## Spatial layout data
- - - - - - -
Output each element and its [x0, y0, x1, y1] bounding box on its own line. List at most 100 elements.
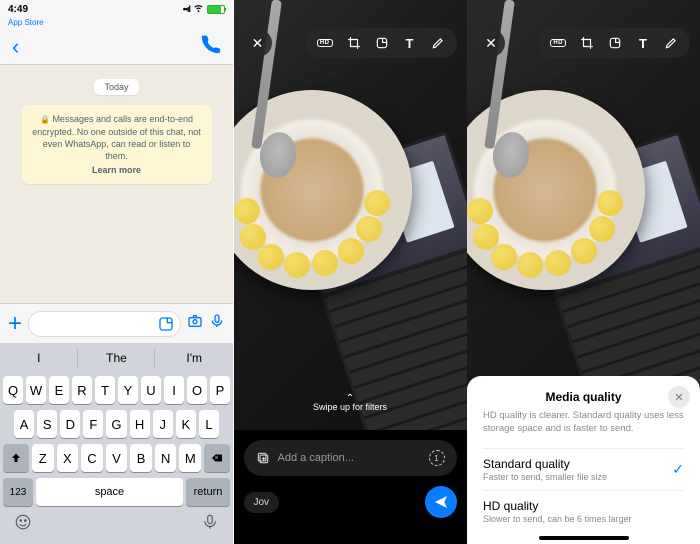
return-key[interactable]: return: [186, 478, 230, 506]
option-hd-quality[interactable]: HD quality Slower to send, can be 6 time…: [483, 490, 684, 532]
sticker-tool-button[interactable]: [375, 36, 389, 50]
attach-button[interactable]: +: [8, 310, 22, 338]
key-a[interactable]: A: [14, 410, 34, 438]
key-c[interactable]: C: [81, 444, 103, 472]
close-button[interactable]: ✕: [477, 29, 505, 57]
battery-icon: [207, 5, 225, 14]
status-indicators: ••ıl: [183, 2, 225, 16]
emoji-key[interactable]: [14, 513, 32, 536]
dictation-key[interactable]: [201, 513, 219, 536]
key-n[interactable]: N: [155, 444, 177, 472]
back-button[interactable]: ‹: [12, 34, 19, 60]
key-row-4: 123 space return: [0, 475, 233, 509]
key-r[interactable]: R: [72, 376, 92, 404]
key-f[interactable]: F: [83, 410, 103, 438]
prediction-3[interactable]: I'm: [155, 343, 233, 373]
recipient-chip[interactable]: Jov: [244, 492, 280, 513]
hd-button[interactable]: HD: [317, 39, 333, 47]
call-button[interactable]: [201, 34, 221, 59]
space-key[interactable]: space: [36, 478, 183, 506]
key-w[interactable]: W: [26, 376, 46, 404]
status-bar: 4:49 ••ıl: [0, 0, 233, 18]
key-e[interactable]: E: [49, 376, 69, 404]
chat-screen: 4:49 ••ıl App Store ‹ Today 🔒 Messages a…: [0, 0, 233, 544]
key-u[interactable]: U: [141, 376, 161, 404]
crop-button[interactable]: [347, 36, 361, 50]
tool-group: HD T: [305, 28, 457, 58]
status-time: 4:49: [8, 4, 28, 15]
option-subtitle: Faster to send, smaller file size: [483, 472, 672, 482]
backspace-key[interactable]: [204, 444, 230, 472]
chat-navbar: ‹: [0, 29, 233, 65]
tool-group: HD T: [538, 28, 690, 58]
key-z[interactable]: Z: [32, 444, 54, 472]
day-chip: Today: [94, 79, 138, 95]
key-o[interactable]: O: [187, 376, 207, 404]
signal-icon: ••ıl: [183, 4, 190, 14]
key-s[interactable]: S: [37, 410, 57, 438]
check-icon: ✓: [672, 461, 684, 478]
key-k[interactable]: K: [176, 410, 196, 438]
wifi-icon: [193, 2, 204, 16]
key-b[interactable]: B: [130, 444, 152, 472]
chat-input-bar: +: [0, 303, 233, 343]
shift-key[interactable]: [3, 444, 29, 472]
media-quality-sheet: ✕ Media quality HD quality is clearer. S…: [467, 376, 700, 544]
option-subtitle: Slower to send, can be 6 times larger: [483, 514, 684, 524]
option-title: Standard quality: [483, 457, 672, 471]
numbers-key[interactable]: 123: [3, 478, 33, 506]
key-g[interactable]: G: [106, 410, 126, 438]
encryption-notice[interactable]: 🔒 Messages and calls are end-to-end encr…: [22, 105, 212, 184]
caption-bar[interactable]: Add a caption...: [244, 440, 457, 476]
encryption-text: Messages and calls are end-to-end encryp…: [32, 114, 201, 161]
text-tool-button[interactable]: T: [636, 36, 650, 50]
sheet-close-button[interactable]: ✕: [668, 386, 690, 408]
sheet-description: HD quality is clearer. Standard quality …: [483, 410, 684, 436]
draw-tool-button[interactable]: [664, 36, 678, 50]
key-q[interactable]: Q: [3, 376, 23, 404]
key-t[interactable]: T: [95, 376, 115, 404]
lock-icon: 🔒: [40, 115, 50, 124]
text-tool-button[interactable]: T: [403, 36, 417, 50]
editor-toolbar: ✕ HD T: [467, 28, 700, 58]
key-y[interactable]: Y: [118, 376, 138, 404]
key-j[interactable]: J: [153, 410, 173, 438]
hd-button[interactable]: HD: [550, 39, 566, 47]
message-input[interactable]: [28, 311, 181, 337]
close-button[interactable]: ✕: [244, 29, 272, 57]
key-h[interactable]: H: [130, 410, 150, 438]
add-media-icon[interactable]: [256, 451, 270, 465]
key-x[interactable]: X: [57, 444, 79, 472]
crop-button[interactable]: [580, 36, 594, 50]
draw-tool-button[interactable]: [431, 36, 445, 50]
prediction-1[interactable]: I: [0, 343, 78, 373]
key-l[interactable]: L: [199, 410, 219, 438]
mic-button[interactable]: [209, 313, 225, 334]
sticker-button[interactable]: [158, 316, 174, 337]
prediction-2[interactable]: The: [78, 343, 156, 373]
sheet-title: Media quality: [483, 390, 684, 404]
key-row-1: QWERTYUIOP: [0, 373, 233, 407]
editor-toolbar: ✕ HD T: [234, 28, 467, 58]
send-button[interactable]: [425, 486, 457, 518]
view-once-button[interactable]: [429, 450, 445, 466]
keyboard: I The I'm QWERTYUIOP ASDFGHJKL ZXCVBNM 1…: [0, 343, 233, 544]
key-m[interactable]: M: [179, 444, 201, 472]
key-v[interactable]: V: [106, 444, 128, 472]
key-d[interactable]: D: [60, 410, 80, 438]
caption-input[interactable]: Add a caption...: [278, 452, 421, 464]
prediction-bar: I The I'm: [0, 343, 233, 373]
app-store-back[interactable]: App Store: [0, 18, 233, 29]
send-row: Jov: [244, 486, 457, 518]
sticker-tool-button[interactable]: [608, 36, 622, 50]
home-indicator[interactable]: [539, 536, 629, 540]
chat-body: Today 🔒 Messages and calls are end-to-en…: [0, 65, 233, 303]
learn-more-link[interactable]: Learn more: [32, 164, 202, 176]
option-standard-quality[interactable]: Standard quality Faster to send, smaller…: [483, 448, 684, 490]
key-row-2: ASDFGHJKL: [0, 407, 233, 441]
key-p[interactable]: P: [210, 376, 230, 404]
camera-button[interactable]: [187, 313, 203, 334]
photo-preview[interactable]: [234, 0, 467, 430]
key-i[interactable]: I: [164, 376, 184, 404]
keyboard-bottom: [0, 509, 233, 544]
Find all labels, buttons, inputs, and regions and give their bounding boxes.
- - - - - - -
Repeat every line of the data above verbatim, leaving the pictures out of your answer.

Output each element and its [x0, y0, x1, y1] bounding box on its own line. List at most 100 elements.
return-key[interactable]: return: [186, 478, 230, 506]
option-hd-quality[interactable]: HD quality Slower to send, can be 6 time…: [483, 490, 684, 532]
sticker-tool-button[interactable]: [375, 36, 389, 50]
attach-button[interactable]: +: [8, 310, 22, 338]
key-a[interactable]: A: [14, 410, 34, 438]
key-c[interactable]: C: [81, 444, 103, 472]
close-button[interactable]: ✕: [477, 29, 505, 57]
battery-icon: [207, 5, 225, 14]
status-indicators: ••ıl: [183, 2, 225, 16]
emoji-key[interactable]: [14, 513, 32, 536]
dictation-key[interactable]: [201, 513, 219, 536]
key-n[interactable]: N: [155, 444, 177, 472]
back-button[interactable]: ‹: [12, 34, 19, 60]
key-row-4: 123 space return: [0, 475, 233, 509]
key-r[interactable]: R: [72, 376, 92, 404]
key-f[interactable]: F: [83, 410, 103, 438]
prediction-3[interactable]: I'm: [155, 343, 233, 373]
recipient-chip[interactable]: Jov: [244, 492, 280, 513]
hd-button[interactable]: HD: [317, 39, 333, 47]
call-button[interactable]: [201, 34, 221, 59]
space-key[interactable]: space: [36, 478, 183, 506]
key-w[interactable]: W: [26, 376, 46, 404]
status-bar: 4:49 ••ıl: [0, 0, 233, 18]
key-e[interactable]: E: [49, 376, 69, 404]
chat-screen: 4:49 ••ıl App Store ‹ Today 🔒 Messages a…: [0, 0, 233, 544]
key-u[interactable]: U: [141, 376, 161, 404]
crop-button[interactable]: [347, 36, 361, 50]
tool-group: HD T: [305, 28, 457, 58]
status-time: 4:49: [8, 4, 28, 15]
option-subtitle: Faster to send, smaller file size: [483, 472, 672, 482]
backspace-key[interactable]: [204, 444, 230, 472]
chat-navbar: ‹: [0, 29, 233, 65]
tool-group: HD T: [538, 28, 690, 58]
key-z[interactable]: Z: [32, 444, 54, 472]
day-chip: Today: [94, 79, 138, 95]
key-o[interactable]: O: [187, 376, 207, 404]
signal-icon: ••ıl: [183, 4, 190, 14]
key-s[interactable]: S: [37, 410, 57, 438]
check-icon: ✓: [672, 461, 684, 478]
key-k[interactable]: K: [176, 410, 196, 438]
wifi-icon: [193, 2, 204, 16]
key-b[interactable]: B: [130, 444, 152, 472]
chat-input-bar: +: [0, 303, 233, 343]
shift-key[interactable]: [3, 444, 29, 472]
media-quality-sheet: ✕ Media quality HD quality is clearer. S…: [467, 376, 700, 544]
option-subtitle: Slower to send, can be 6 times larger: [483, 514, 684, 524]
option-title: Standard quality: [483, 457, 672, 471]
numbers-key[interactable]: 123: [3, 478, 33, 506]
key-g[interactable]: G: [106, 410, 126, 438]
encryption-notice[interactable]: 🔒 Messages and calls are end-to-end encr…: [22, 105, 212, 184]
caption-bar[interactable]: Add a caption...: [244, 440, 457, 476]
encryption-text: Messages and calls are end-to-end encryp…: [32, 114, 201, 161]
text-tool-button[interactable]: T: [636, 36, 650, 50]
sheet-close-button[interactable]: ✕: [668, 386, 690, 408]
sheet-description: HD quality is clearer. Standard quality …: [483, 410, 684, 436]
draw-tool-button[interactable]: [664, 36, 678, 50]
key-q[interactable]: Q: [3, 376, 23, 404]
key-t[interactable]: T: [95, 376, 115, 404]
lock-icon: 🔒: [40, 115, 50, 124]
text-tool-button[interactable]: T: [403, 36, 417, 50]
editor-toolbar: ✕ HD T: [467, 28, 700, 58]
key-y[interactable]: Y: [118, 376, 138, 404]
key-j[interactable]: J: [153, 410, 173, 438]
hd-button[interactable]: HD: [550, 39, 566, 47]
message-input[interactable]: [28, 311, 181, 337]
close-button[interactable]: ✕: [244, 29, 272, 57]
key-h[interactable]: H: [130, 410, 150, 438]
add-media-icon[interactable]: [256, 451, 270, 465]
key-x[interactable]: X: [57, 444, 79, 472]
crop-button[interactable]: [580, 36, 594, 50]
draw-tool-button[interactable]: [431, 36, 445, 50]
prediction-1[interactable]: I: [0, 343, 78, 373]
key-l[interactable]: L: [199, 410, 219, 438]
mic-button[interactable]: [209, 313, 225, 334]
sticker-button[interactable]: [158, 316, 174, 337]
prediction-2[interactable]: The: [78, 343, 156, 373]
sheet-title: Media quality: [483, 390, 684, 404]
key-row-1: QWERTYUIOP: [0, 373, 233, 407]
editor-toolbar: ✕ HD T: [234, 28, 467, 58]
send-button[interactable]: [425, 486, 457, 518]
view-once-button[interactable]: [429, 450, 445, 466]
keyboard: I The I'm QWERTYUIOP ASDFGHJKL ZXCVBNM 1…: [0, 343, 233, 544]
key-m[interactable]: M: [179, 444, 201, 472]
key-v[interactable]: V: [106, 444, 128, 472]
key-d[interactable]: D: [60, 410, 80, 438]
caption-input[interactable]: Add a caption...: [278, 452, 421, 464]
prediction-bar: I The I'm: [0, 343, 233, 373]
app-store-back[interactable]: App Store: [0, 18, 233, 29]
send-row: Jov: [244, 486, 457, 518]
sticker-tool-button[interactable]: [608, 36, 622, 50]
home-indicator[interactable]: [539, 536, 629, 540]
chat-body: Today 🔒 Messages and calls are end-to-en…: [0, 65, 233, 303]
learn-more-link[interactable]: Learn more: [32, 164, 202, 176]
option-standard-quality[interactable]: Standard quality Faster to send, smaller…: [483, 448, 684, 490]
key-row-2: ASDFGHJKL: [0, 407, 233, 441]
key-p[interactable]: P: [210, 376, 230, 404]
camera-button[interactable]: [187, 313, 203, 334]
photo-preview[interactable]: [234, 0, 467, 430]
key-i[interactable]: I: [164, 376, 184, 404]
keyboard-bottom: [0, 509, 233, 544]
Find all labels, buttons, inputs, and regions and give their bounding boxes.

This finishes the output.